TASK REQUIREMENTS: Work through the material below and count the lines holding the word "Sugars"; give that count and nothing more.

LISTED RECORDS:
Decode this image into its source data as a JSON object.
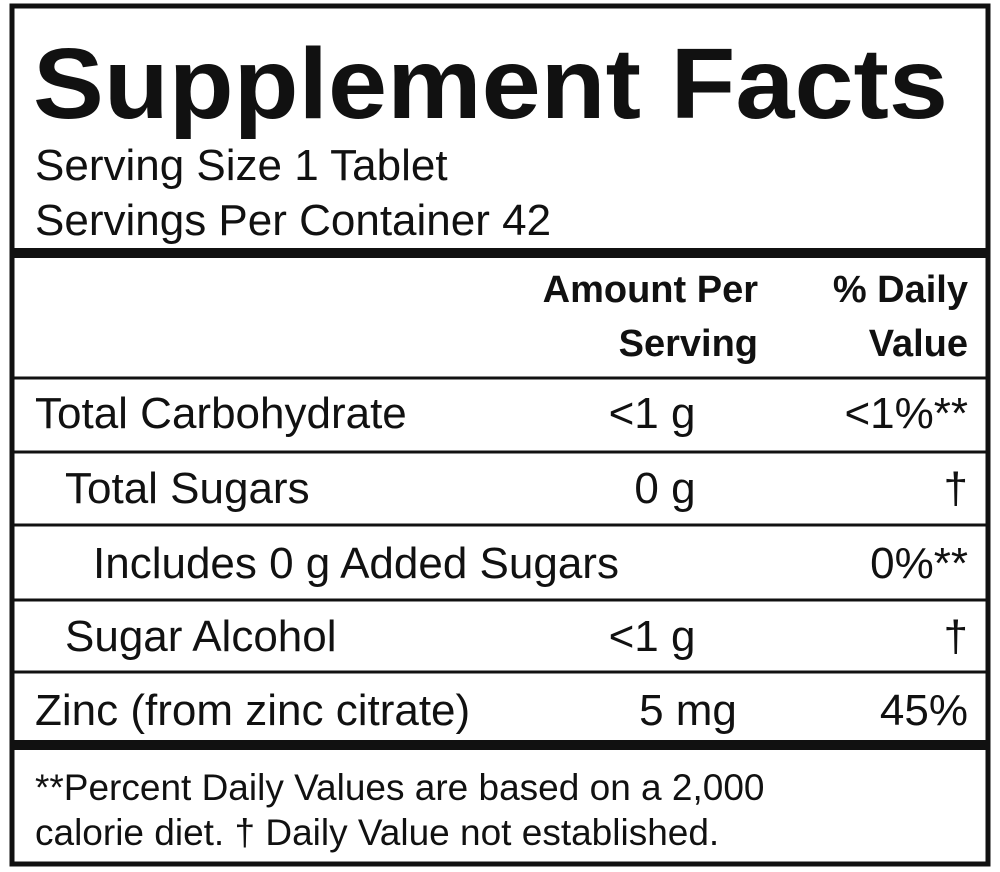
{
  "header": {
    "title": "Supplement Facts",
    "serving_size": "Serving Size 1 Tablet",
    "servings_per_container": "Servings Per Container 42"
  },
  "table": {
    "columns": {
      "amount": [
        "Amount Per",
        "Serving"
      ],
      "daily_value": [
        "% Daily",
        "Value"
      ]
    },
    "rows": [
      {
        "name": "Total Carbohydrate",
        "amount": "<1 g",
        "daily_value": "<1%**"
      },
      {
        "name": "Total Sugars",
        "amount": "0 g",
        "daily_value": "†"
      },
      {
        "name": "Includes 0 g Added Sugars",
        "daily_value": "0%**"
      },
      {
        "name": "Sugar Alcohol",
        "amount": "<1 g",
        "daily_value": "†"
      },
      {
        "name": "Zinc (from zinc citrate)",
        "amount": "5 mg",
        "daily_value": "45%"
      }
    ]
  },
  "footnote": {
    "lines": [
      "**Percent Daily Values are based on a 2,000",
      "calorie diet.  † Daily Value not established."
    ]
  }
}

THE COMPLETED TASK: 2